-- start of Entries shown --
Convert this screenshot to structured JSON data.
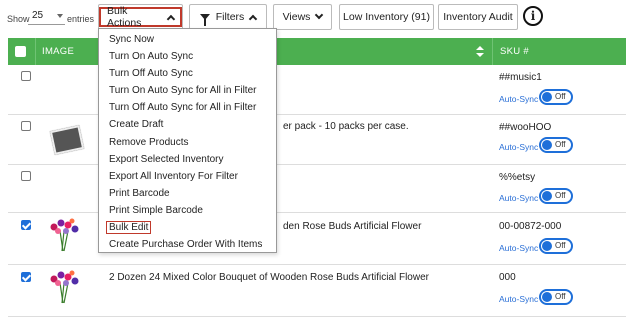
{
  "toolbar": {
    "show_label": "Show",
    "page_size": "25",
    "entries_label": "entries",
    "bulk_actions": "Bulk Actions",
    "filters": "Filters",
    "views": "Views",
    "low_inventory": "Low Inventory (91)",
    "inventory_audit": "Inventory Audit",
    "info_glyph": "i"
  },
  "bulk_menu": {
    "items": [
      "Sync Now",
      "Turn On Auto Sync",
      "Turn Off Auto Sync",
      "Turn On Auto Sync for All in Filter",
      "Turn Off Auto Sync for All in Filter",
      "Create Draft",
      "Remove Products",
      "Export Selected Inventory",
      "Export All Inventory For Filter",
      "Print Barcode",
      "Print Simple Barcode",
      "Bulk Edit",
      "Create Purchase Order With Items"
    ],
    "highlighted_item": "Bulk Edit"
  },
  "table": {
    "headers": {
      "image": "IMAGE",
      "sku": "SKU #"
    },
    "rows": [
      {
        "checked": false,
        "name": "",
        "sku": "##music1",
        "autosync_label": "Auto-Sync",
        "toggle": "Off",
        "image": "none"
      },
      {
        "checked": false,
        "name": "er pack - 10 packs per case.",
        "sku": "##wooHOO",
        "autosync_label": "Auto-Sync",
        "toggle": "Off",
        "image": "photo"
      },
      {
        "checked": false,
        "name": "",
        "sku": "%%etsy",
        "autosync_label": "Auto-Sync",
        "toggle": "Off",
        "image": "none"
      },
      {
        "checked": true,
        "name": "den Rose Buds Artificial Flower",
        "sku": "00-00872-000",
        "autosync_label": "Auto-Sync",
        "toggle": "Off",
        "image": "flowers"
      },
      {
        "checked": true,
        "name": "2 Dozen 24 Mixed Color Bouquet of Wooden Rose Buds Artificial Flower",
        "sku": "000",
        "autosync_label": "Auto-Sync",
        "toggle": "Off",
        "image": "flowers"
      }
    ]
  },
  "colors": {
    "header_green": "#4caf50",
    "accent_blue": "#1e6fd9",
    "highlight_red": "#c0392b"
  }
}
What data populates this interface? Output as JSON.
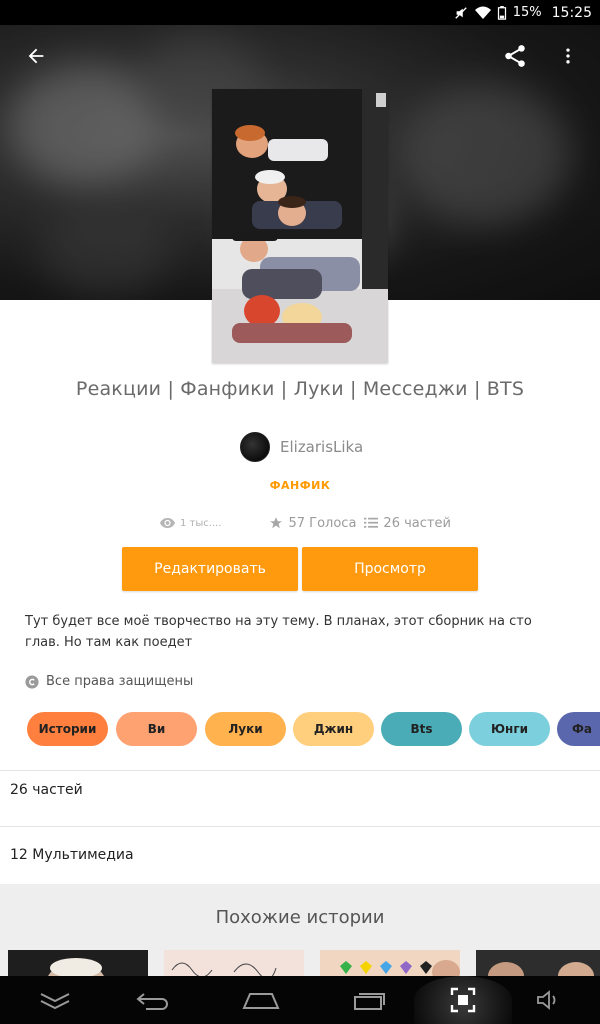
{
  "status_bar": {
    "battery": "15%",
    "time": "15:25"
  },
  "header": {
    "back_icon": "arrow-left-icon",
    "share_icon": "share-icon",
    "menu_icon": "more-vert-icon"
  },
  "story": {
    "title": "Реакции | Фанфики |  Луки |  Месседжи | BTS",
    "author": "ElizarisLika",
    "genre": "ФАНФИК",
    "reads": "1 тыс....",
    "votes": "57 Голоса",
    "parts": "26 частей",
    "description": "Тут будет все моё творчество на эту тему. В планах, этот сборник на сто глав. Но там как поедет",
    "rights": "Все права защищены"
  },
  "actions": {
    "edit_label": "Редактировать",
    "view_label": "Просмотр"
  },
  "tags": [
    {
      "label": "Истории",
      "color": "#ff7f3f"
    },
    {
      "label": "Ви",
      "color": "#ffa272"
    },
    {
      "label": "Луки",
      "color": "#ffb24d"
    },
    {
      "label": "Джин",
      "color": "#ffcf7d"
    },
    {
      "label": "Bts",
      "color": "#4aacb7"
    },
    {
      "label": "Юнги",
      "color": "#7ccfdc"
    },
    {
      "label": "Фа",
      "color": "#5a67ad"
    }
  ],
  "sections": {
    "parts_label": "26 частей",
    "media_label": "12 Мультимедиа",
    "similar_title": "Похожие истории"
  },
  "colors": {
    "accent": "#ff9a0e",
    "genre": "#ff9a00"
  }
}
-- end of Entries shown --
-- start of Entries shown --
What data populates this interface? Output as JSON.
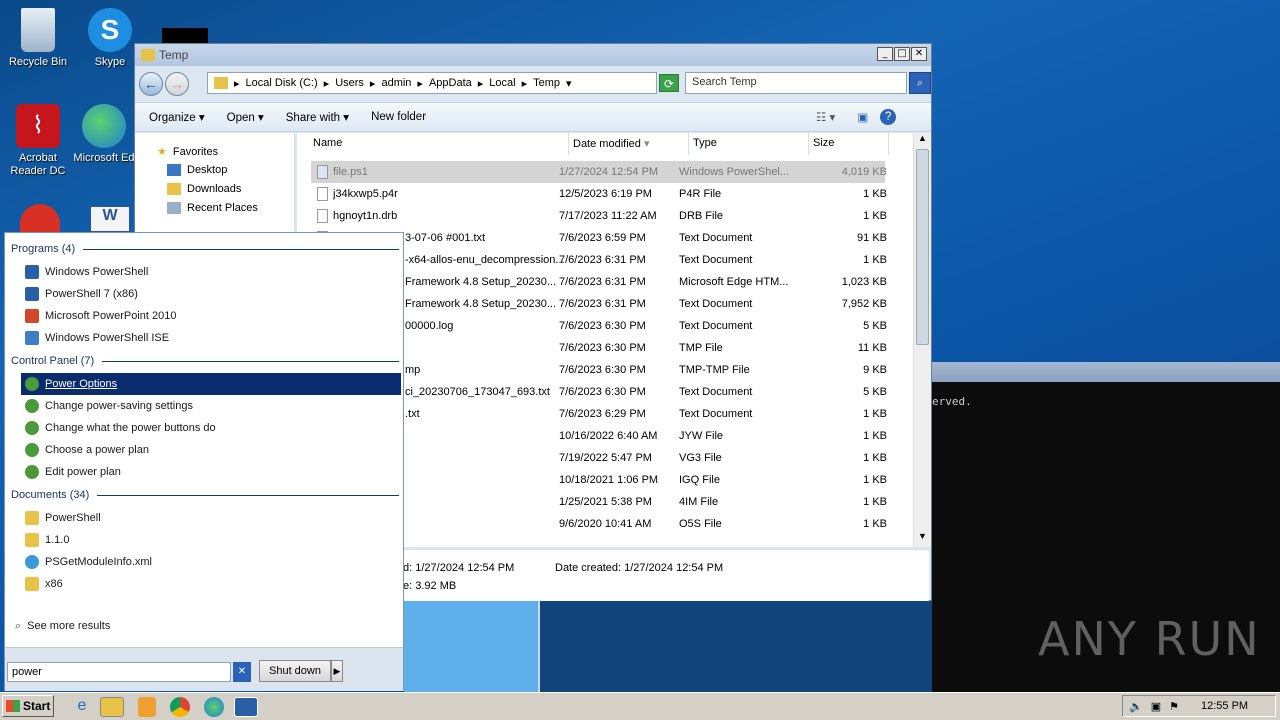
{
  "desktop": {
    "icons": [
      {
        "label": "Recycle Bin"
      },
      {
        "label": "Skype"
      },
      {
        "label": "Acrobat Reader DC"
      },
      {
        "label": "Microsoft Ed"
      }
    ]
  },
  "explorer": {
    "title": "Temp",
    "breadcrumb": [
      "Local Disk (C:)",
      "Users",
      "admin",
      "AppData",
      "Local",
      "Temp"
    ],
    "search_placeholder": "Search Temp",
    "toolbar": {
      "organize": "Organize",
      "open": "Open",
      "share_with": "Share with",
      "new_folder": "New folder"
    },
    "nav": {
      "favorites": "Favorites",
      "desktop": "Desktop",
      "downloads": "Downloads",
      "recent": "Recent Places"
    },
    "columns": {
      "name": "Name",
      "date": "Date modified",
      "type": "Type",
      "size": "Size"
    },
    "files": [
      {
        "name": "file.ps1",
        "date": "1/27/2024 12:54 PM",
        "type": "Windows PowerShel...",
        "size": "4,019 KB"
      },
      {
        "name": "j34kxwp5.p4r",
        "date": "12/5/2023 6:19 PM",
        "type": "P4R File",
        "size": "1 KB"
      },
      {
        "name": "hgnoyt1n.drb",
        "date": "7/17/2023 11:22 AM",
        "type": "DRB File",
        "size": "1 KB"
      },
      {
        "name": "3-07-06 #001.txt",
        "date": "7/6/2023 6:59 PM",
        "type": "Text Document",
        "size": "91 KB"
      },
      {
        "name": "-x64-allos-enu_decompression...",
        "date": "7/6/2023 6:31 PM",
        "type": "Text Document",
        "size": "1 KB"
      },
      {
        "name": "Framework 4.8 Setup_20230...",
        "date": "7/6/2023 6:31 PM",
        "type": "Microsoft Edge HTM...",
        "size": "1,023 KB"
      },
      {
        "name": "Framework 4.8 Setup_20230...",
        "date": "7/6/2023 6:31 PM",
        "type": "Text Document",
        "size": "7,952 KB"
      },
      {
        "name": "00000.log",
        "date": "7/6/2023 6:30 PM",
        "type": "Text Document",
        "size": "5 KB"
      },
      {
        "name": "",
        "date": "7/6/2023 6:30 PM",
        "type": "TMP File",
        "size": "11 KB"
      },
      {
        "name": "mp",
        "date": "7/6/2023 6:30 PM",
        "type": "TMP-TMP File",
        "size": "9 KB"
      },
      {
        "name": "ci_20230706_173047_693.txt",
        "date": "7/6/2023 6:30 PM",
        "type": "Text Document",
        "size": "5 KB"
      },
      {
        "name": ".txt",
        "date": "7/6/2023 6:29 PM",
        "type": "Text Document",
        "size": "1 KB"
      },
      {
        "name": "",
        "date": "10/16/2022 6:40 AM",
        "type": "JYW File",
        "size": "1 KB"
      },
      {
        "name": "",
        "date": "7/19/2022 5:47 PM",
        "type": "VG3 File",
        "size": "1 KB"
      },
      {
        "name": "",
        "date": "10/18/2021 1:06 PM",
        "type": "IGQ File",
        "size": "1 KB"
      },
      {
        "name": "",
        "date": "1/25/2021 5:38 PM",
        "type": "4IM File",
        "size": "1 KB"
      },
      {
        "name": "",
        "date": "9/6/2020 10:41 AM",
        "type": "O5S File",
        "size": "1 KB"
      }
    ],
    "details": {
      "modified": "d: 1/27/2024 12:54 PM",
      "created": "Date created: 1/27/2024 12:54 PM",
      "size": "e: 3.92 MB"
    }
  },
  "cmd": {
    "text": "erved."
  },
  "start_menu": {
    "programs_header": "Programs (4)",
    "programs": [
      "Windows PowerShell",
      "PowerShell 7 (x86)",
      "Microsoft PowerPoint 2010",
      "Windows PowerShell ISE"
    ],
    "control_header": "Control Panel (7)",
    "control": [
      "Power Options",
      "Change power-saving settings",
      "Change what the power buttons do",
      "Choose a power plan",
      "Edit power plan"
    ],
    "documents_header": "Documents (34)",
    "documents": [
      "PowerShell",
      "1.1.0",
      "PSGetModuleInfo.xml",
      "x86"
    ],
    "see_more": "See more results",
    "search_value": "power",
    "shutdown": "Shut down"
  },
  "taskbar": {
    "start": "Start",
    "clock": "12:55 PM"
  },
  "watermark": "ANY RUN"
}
-- end of Entries shown --
Show each line holding the word "Windows".

        "type": "Windows PowerShel...",
      "Windows PowerShell",
      "Windows PowerShell ISE"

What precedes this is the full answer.